### Problem to work on
Select all lines with the string "modo" in them, and copy those lines.

### Entries
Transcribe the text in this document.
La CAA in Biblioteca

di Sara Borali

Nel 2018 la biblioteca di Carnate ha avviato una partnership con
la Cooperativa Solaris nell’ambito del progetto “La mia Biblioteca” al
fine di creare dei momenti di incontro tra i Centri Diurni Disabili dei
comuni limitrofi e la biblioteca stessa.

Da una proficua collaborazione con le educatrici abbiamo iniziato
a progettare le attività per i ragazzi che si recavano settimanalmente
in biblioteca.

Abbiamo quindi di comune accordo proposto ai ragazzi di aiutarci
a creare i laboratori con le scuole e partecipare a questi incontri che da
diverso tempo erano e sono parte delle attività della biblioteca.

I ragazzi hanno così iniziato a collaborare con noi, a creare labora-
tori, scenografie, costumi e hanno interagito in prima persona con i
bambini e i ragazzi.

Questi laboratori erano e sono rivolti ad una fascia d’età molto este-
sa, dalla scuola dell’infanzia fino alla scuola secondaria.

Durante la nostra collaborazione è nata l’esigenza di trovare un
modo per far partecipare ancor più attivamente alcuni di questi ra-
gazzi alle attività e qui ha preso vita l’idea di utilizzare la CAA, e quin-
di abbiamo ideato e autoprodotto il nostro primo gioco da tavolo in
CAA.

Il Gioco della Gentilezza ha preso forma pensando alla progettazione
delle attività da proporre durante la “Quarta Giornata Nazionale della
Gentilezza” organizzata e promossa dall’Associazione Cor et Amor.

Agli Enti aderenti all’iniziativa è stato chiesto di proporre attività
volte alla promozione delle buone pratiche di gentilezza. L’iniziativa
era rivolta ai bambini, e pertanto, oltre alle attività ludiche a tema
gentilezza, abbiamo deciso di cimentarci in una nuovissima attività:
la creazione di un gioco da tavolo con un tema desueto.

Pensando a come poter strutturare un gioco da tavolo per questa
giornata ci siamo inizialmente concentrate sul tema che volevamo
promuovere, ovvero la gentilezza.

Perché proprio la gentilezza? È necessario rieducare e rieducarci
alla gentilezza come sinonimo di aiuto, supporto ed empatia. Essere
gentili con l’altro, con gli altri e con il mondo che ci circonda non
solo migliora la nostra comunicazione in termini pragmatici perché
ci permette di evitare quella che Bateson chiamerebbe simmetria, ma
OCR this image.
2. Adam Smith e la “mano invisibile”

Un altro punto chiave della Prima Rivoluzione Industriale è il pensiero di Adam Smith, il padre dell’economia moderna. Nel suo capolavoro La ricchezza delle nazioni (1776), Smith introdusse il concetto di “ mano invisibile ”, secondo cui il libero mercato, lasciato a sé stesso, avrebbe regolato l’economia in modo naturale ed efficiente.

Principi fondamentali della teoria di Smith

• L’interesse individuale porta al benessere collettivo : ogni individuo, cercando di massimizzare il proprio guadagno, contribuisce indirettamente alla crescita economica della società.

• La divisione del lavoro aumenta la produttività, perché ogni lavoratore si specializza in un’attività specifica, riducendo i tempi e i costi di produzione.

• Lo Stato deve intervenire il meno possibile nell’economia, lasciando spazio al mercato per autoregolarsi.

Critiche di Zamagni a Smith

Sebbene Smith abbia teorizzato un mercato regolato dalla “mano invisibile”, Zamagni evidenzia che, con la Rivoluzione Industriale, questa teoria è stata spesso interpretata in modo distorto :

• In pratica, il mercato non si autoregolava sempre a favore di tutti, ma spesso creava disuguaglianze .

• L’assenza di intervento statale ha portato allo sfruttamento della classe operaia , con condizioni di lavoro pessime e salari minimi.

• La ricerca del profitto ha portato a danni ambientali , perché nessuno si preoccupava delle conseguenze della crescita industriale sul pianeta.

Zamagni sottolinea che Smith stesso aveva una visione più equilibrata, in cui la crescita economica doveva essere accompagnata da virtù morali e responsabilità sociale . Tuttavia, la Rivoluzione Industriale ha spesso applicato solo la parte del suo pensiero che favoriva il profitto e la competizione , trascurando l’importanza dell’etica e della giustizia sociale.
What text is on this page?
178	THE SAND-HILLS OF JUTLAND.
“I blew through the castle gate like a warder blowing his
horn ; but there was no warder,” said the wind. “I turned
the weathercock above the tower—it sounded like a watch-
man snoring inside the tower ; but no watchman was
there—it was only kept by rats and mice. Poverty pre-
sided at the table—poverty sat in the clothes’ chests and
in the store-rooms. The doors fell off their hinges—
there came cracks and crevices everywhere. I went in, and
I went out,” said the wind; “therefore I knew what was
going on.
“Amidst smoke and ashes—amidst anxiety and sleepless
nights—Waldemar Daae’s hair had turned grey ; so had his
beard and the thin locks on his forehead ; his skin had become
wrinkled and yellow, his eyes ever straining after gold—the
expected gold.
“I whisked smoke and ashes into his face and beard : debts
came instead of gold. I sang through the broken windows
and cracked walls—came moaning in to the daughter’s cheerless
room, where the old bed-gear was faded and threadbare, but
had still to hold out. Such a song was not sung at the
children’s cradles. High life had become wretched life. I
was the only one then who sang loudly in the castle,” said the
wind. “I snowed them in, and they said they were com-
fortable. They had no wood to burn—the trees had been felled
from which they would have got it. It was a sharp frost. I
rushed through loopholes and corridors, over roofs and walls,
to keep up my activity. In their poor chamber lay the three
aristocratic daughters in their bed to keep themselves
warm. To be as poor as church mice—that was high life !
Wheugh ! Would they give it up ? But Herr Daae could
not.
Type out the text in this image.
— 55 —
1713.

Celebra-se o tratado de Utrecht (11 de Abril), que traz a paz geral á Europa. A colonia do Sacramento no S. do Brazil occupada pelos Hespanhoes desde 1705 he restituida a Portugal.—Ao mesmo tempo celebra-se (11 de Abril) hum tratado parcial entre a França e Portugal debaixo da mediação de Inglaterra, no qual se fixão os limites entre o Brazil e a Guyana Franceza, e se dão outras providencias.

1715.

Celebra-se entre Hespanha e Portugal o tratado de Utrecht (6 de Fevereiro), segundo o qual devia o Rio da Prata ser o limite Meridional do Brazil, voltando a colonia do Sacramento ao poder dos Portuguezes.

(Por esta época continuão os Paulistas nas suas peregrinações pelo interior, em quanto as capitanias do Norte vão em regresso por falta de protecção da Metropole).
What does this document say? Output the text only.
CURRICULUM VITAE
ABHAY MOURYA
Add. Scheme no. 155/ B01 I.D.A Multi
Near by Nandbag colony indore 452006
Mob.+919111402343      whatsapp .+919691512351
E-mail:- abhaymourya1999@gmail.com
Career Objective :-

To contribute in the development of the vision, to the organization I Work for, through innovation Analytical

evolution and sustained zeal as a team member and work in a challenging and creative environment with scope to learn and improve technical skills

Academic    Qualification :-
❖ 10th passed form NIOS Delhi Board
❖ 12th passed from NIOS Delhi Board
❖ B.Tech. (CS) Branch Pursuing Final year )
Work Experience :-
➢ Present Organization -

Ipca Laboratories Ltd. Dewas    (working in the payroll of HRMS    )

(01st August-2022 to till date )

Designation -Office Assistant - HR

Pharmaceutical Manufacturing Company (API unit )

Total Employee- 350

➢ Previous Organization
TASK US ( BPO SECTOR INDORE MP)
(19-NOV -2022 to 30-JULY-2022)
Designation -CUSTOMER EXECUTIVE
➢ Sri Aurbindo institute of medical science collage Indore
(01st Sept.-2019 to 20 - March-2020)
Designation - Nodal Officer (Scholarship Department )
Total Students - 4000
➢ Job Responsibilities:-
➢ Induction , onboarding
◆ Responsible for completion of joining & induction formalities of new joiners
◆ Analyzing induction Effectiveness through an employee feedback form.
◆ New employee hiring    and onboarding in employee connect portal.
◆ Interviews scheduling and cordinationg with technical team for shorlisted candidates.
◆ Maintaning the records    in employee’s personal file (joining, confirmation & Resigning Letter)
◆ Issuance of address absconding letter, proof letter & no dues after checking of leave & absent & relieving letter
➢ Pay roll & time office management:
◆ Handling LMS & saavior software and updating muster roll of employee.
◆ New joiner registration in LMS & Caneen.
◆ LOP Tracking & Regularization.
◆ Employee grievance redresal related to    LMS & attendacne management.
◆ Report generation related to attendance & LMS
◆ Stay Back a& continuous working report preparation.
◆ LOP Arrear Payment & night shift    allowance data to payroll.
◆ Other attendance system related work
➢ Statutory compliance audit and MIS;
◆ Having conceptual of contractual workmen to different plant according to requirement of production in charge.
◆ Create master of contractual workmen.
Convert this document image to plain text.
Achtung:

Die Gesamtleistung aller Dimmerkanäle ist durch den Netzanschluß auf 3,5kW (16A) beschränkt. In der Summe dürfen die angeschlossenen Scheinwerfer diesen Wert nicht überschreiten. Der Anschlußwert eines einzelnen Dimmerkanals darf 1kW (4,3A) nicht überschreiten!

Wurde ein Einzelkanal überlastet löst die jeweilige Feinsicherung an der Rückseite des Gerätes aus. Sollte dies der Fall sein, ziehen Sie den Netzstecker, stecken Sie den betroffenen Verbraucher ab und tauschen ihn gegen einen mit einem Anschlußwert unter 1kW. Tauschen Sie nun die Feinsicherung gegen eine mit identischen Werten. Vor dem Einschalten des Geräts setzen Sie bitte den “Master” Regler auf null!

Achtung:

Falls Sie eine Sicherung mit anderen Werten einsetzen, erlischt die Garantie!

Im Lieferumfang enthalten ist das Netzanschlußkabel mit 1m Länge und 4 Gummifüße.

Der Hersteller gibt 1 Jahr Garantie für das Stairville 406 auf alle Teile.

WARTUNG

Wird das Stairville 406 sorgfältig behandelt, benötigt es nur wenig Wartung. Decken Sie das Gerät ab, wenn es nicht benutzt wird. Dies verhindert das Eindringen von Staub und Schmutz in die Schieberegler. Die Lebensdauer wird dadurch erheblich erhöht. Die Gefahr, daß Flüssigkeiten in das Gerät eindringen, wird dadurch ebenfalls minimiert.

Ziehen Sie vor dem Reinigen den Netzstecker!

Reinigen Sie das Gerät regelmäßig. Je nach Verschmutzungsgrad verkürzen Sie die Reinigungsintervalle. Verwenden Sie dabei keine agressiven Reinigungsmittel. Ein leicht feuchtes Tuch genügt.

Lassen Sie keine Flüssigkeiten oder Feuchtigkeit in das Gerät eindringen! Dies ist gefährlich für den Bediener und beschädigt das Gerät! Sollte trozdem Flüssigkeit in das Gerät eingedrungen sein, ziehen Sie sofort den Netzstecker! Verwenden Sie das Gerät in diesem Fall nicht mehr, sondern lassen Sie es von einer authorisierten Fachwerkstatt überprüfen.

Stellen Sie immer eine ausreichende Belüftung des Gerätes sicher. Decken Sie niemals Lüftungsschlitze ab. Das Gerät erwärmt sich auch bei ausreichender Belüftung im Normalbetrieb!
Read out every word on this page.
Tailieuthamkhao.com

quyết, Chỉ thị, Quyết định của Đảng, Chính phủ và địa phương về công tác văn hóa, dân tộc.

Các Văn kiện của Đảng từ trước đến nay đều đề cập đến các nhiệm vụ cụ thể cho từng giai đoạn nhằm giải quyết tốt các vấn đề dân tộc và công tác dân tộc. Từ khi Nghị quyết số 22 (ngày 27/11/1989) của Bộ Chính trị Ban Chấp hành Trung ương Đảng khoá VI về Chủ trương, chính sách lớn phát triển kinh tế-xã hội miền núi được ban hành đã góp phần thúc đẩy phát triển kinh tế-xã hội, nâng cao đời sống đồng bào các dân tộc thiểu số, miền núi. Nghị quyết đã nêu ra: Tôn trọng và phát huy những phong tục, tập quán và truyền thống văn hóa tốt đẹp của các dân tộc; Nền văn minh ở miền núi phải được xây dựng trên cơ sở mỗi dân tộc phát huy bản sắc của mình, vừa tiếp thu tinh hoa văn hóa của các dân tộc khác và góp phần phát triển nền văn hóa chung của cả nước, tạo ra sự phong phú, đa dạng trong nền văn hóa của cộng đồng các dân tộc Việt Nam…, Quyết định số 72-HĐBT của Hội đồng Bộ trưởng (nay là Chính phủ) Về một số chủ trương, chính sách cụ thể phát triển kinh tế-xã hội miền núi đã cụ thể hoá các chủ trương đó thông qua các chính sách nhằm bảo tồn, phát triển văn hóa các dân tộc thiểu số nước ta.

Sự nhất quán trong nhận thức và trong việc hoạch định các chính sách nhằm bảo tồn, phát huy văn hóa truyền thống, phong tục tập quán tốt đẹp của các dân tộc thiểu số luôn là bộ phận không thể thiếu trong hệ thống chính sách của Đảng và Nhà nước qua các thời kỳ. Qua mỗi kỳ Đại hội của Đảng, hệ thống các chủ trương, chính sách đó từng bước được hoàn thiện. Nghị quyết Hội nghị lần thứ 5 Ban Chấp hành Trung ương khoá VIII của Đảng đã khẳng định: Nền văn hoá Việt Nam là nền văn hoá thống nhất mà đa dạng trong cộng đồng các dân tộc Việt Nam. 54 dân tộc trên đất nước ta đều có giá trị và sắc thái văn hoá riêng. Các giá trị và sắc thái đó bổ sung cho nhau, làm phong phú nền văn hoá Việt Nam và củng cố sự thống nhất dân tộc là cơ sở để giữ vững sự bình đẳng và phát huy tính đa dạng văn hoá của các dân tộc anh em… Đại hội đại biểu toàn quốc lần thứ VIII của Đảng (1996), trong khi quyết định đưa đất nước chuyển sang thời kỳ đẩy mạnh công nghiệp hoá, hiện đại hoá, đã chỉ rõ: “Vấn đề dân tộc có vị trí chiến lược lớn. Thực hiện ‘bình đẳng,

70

### Task output
modo per far partecipare ancor più attivamente alcuni di questi ra-
Un altro punto chiave della Prima Rivoluzione Industriale è il pensiero di Adam Smith, il padre dell’economia moderna. Nel suo capolavoro La ricchezza delle nazioni (1776), Smith introdusse il concetto di “ mano invisibile ”, secondo cui il libero mercato, lasciato a sé stesso, avrebbe regolato l’economia in modo naturale ed efficiente.
Sebbene Smith abbia teorizzato un mercato regolato dalla “mano invisibile”, Zamagni evidenzia che, con la Rivoluzione Industriale, questa teoria è stata spesso interpretata in modo distorto :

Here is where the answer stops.